Stated problem |
Look for "vágás" in the listing below. Gather each line that contains it.
★ ★ ★ ★
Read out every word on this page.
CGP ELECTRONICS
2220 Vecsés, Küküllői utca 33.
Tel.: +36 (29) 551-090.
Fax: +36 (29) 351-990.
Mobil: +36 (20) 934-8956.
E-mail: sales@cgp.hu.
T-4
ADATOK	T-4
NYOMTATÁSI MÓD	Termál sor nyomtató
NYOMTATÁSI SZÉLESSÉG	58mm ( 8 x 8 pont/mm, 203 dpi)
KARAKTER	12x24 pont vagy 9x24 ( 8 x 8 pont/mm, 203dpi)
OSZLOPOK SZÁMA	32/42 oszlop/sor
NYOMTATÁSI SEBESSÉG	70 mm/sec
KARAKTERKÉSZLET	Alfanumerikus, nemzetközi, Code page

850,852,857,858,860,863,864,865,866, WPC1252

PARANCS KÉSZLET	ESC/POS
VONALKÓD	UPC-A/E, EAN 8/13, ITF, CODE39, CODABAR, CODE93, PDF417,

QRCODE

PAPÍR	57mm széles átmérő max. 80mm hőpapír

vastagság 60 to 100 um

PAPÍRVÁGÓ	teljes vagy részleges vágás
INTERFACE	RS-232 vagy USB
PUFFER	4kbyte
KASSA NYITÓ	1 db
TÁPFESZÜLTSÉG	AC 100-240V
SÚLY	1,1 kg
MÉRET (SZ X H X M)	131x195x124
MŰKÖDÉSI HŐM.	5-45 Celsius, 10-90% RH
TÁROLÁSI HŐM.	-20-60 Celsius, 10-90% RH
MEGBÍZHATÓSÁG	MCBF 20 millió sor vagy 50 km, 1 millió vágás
★ ★ ★ ★
Reply |
PAPÍRVÁGÓ	teljes vagy részleges vágás
MEGBÍZHATÓSÁG	MCBF 20 millió sor vagy 50 km, 1 millió vágás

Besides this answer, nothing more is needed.